• **Directive**: What number of lines in the material contain the word "recipient"? Give that number alone.

• **Data records**:
'''

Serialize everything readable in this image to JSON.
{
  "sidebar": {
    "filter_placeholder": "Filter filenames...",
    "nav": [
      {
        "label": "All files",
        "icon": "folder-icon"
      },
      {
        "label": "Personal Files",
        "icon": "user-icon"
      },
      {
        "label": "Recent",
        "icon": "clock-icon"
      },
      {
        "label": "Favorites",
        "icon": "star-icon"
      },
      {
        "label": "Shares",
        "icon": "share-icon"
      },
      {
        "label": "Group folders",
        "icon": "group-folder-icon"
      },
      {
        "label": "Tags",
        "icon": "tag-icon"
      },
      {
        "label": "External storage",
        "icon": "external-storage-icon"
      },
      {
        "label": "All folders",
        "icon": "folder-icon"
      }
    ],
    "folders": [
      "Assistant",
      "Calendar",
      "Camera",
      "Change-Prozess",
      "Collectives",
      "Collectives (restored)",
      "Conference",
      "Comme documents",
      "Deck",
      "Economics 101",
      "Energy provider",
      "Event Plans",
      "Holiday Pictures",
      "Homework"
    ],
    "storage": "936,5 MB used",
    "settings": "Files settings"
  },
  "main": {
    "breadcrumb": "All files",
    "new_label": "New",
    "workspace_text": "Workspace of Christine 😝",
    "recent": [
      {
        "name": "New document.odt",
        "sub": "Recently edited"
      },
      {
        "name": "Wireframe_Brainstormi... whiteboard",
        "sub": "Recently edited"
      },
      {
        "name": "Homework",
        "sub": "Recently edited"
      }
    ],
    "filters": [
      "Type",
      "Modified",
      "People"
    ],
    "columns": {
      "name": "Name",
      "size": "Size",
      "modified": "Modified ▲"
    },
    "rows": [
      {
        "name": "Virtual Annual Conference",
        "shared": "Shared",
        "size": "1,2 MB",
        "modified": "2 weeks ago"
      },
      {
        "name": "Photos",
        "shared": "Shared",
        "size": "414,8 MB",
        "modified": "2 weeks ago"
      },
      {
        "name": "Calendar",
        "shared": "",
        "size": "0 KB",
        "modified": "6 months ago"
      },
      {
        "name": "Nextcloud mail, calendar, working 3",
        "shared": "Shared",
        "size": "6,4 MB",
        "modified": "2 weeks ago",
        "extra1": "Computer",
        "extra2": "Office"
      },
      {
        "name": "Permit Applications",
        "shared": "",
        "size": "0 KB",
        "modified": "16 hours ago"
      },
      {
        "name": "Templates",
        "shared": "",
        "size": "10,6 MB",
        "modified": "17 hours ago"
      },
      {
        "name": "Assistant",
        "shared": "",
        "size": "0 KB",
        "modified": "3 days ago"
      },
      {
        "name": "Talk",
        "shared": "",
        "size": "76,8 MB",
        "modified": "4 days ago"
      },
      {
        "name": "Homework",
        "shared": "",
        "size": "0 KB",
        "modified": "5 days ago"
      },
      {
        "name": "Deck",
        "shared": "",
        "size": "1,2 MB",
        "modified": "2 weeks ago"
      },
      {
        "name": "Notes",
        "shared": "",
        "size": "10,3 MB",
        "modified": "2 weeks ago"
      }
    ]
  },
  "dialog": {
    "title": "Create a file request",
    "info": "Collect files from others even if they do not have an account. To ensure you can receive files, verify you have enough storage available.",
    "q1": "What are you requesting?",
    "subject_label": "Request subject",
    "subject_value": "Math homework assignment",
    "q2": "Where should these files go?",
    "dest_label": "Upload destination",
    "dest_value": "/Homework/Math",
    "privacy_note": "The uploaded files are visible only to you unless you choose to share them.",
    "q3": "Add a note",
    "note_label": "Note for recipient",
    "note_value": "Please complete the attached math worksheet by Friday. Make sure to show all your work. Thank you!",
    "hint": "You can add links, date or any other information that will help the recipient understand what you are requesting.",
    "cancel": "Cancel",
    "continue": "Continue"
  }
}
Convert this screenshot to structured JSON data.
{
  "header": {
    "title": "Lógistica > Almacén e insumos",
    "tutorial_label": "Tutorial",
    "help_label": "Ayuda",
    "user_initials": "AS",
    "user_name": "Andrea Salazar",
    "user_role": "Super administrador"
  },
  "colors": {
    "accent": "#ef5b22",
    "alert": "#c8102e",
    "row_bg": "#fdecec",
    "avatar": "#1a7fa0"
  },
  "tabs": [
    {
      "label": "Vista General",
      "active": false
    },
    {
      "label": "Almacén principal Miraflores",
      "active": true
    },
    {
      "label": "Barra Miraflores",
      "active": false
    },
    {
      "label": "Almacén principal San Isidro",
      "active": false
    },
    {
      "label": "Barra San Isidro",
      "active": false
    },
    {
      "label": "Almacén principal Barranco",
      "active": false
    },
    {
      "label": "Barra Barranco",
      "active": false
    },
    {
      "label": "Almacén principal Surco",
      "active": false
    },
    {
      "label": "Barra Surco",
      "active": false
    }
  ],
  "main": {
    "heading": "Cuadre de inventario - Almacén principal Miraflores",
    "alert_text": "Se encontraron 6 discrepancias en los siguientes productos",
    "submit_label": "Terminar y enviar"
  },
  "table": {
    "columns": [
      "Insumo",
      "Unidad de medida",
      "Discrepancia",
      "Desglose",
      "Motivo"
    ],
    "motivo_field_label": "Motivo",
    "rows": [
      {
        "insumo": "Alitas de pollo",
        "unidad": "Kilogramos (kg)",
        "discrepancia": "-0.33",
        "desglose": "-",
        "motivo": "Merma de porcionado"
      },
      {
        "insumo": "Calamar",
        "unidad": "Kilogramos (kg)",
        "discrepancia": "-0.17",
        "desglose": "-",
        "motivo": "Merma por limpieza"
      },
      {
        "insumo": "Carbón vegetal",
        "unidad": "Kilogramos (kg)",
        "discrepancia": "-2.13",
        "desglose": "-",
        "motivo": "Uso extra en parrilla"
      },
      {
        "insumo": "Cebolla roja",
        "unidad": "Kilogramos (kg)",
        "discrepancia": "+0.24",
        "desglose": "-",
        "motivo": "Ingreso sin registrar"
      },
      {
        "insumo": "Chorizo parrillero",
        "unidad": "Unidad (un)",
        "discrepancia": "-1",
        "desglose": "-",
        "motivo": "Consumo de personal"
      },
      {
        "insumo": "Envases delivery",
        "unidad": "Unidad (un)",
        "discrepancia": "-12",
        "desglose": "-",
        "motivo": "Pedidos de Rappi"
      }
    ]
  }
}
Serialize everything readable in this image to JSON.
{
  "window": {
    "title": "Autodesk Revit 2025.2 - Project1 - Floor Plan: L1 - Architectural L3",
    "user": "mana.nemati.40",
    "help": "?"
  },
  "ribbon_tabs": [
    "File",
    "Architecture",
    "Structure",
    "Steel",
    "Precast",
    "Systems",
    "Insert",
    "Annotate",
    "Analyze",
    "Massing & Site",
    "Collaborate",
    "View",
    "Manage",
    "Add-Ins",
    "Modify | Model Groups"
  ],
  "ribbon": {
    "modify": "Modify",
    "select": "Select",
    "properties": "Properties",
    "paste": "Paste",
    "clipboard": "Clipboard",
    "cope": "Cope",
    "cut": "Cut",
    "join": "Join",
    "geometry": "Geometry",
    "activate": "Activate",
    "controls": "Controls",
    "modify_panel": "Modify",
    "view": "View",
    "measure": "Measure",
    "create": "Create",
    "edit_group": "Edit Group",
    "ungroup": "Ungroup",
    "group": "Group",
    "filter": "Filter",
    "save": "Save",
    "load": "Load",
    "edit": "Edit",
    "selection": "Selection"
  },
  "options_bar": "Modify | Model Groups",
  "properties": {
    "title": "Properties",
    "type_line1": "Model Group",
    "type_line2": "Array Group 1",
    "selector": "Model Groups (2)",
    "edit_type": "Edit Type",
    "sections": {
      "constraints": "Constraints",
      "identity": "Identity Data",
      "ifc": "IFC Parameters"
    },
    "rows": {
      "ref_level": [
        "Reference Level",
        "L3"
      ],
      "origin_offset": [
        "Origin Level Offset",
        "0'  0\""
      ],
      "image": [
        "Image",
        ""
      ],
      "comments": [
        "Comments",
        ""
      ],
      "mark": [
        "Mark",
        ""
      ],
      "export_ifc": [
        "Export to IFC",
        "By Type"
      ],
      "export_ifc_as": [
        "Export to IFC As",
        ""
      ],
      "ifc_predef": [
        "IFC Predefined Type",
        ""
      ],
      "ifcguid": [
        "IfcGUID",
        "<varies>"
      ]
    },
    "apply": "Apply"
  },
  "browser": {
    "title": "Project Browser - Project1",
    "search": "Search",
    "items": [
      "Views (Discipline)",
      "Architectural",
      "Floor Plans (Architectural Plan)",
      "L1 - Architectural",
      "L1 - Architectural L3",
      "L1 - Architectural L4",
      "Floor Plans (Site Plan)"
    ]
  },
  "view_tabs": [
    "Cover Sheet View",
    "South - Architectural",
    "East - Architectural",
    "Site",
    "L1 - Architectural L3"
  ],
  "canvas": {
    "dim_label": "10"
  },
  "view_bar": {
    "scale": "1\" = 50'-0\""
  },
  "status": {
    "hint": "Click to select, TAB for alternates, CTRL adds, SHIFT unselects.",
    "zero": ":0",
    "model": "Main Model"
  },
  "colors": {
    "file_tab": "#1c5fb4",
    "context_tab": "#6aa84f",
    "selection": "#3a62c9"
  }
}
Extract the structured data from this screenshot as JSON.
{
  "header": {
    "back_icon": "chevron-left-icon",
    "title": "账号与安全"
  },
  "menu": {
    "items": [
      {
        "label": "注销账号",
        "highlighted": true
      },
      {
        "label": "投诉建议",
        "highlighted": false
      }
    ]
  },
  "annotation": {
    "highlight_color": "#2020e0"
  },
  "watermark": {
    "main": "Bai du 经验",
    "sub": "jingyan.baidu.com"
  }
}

'''

• **Task answer**: 2